== Prompt ==
Scan the records for the string "Oleic"; copy each line where it occurs.
-- BEGIN Entries provided --
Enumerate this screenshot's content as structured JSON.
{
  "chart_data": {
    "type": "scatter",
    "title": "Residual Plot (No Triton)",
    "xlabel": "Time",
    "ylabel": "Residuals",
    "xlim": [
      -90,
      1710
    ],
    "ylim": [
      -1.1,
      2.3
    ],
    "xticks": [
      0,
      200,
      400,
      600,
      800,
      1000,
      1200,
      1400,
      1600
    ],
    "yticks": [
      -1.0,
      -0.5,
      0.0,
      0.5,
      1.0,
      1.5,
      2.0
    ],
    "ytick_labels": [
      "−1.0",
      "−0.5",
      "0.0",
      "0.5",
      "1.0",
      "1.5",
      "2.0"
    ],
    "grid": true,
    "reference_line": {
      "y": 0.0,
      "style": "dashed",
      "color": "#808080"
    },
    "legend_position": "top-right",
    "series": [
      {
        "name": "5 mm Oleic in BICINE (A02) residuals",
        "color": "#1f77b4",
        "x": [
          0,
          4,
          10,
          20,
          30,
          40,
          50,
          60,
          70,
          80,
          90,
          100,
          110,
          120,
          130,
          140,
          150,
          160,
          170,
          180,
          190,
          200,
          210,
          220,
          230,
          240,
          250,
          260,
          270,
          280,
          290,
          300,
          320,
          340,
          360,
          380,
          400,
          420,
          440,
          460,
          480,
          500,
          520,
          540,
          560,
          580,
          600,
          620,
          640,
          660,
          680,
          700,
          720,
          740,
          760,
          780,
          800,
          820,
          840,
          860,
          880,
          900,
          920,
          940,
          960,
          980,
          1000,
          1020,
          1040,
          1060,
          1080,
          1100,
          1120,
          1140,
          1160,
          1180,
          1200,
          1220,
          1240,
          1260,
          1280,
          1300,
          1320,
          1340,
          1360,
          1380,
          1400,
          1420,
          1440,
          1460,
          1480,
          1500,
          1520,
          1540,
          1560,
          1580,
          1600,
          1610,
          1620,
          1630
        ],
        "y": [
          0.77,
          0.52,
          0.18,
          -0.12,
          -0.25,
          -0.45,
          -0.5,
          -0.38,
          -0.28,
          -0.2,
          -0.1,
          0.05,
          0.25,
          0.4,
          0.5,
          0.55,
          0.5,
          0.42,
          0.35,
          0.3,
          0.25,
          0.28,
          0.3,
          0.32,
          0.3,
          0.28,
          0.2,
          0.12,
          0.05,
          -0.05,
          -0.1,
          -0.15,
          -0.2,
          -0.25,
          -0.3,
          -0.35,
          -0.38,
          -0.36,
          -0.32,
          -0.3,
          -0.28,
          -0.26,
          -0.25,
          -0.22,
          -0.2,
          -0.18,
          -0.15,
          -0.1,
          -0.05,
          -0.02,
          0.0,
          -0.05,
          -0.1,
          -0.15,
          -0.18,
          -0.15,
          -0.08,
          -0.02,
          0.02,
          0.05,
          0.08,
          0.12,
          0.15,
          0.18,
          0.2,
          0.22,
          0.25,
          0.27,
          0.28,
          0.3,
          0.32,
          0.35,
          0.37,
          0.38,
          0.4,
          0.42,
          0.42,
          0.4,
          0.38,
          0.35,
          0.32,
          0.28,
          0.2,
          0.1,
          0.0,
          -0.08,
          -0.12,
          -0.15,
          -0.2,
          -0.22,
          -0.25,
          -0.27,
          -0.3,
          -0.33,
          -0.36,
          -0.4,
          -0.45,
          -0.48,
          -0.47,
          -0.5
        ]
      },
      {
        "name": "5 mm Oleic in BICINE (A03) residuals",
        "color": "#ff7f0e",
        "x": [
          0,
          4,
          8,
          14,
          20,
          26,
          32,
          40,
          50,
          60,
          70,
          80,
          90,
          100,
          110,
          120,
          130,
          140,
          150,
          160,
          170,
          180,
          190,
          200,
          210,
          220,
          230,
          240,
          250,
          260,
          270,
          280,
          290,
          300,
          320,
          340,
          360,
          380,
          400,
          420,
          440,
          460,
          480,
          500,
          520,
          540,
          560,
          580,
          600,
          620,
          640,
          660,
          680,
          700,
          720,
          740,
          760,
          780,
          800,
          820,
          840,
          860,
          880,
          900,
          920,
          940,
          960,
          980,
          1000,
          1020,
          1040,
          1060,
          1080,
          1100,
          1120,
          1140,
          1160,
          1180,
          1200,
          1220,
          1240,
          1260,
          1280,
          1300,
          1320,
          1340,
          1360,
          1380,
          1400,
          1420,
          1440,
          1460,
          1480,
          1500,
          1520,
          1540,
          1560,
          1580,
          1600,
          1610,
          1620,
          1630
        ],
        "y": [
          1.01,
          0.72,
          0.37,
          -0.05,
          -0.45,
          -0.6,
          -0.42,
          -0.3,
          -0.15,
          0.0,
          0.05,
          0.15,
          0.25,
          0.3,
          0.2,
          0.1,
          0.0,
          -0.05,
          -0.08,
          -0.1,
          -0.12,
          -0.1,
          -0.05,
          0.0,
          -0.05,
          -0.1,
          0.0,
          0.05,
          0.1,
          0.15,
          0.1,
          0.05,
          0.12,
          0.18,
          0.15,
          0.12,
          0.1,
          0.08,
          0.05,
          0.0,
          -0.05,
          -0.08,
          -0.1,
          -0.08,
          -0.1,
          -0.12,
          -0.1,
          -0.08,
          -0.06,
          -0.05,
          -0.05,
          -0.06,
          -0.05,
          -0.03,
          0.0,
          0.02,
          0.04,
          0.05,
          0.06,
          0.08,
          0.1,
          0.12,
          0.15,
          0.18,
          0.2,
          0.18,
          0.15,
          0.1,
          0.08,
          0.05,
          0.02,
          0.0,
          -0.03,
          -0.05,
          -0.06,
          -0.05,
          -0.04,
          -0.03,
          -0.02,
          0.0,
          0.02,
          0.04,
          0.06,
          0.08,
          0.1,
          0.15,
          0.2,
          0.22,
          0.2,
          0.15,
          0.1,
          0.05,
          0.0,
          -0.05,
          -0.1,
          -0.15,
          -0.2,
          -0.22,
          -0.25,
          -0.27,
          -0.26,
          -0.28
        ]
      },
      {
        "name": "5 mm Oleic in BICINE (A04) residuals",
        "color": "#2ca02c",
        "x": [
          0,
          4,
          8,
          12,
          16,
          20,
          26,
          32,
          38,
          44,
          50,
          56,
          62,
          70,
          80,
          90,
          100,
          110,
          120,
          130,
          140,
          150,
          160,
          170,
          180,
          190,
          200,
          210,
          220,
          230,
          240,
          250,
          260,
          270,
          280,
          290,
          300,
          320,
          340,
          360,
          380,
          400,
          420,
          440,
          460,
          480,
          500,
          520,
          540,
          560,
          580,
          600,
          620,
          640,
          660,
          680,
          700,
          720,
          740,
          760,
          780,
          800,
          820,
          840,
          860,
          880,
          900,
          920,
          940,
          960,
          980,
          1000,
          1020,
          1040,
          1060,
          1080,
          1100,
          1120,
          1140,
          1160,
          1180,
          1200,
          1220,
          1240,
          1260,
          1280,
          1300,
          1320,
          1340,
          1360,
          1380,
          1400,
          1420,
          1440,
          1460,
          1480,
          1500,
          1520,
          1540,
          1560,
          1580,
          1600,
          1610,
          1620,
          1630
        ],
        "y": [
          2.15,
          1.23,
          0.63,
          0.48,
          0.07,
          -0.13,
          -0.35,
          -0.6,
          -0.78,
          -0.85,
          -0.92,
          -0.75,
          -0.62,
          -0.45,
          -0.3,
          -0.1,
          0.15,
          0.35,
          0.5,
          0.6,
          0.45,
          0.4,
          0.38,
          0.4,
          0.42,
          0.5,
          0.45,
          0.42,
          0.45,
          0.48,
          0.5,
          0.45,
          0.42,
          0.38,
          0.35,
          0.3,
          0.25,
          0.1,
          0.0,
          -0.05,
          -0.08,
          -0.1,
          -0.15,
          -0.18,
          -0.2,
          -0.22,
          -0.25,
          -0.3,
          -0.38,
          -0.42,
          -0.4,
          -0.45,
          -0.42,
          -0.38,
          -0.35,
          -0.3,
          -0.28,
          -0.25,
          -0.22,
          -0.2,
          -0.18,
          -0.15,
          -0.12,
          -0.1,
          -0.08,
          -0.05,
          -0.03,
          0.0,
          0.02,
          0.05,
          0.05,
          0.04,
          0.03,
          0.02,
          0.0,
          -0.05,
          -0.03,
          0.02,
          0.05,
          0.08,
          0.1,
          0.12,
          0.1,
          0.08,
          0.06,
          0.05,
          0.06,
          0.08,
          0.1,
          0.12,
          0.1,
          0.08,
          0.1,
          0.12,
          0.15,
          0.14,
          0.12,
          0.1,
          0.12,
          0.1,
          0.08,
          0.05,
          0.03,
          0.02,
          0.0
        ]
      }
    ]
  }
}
-- END Entries provided --
== Response for this exercise ==
        "name": "5 mm Oleic in BICINE (A02) residuals",
        "name": "5 mm Oleic in BICINE (A03) residuals",
        "name": "5 mm Oleic in BICINE (A04) residuals",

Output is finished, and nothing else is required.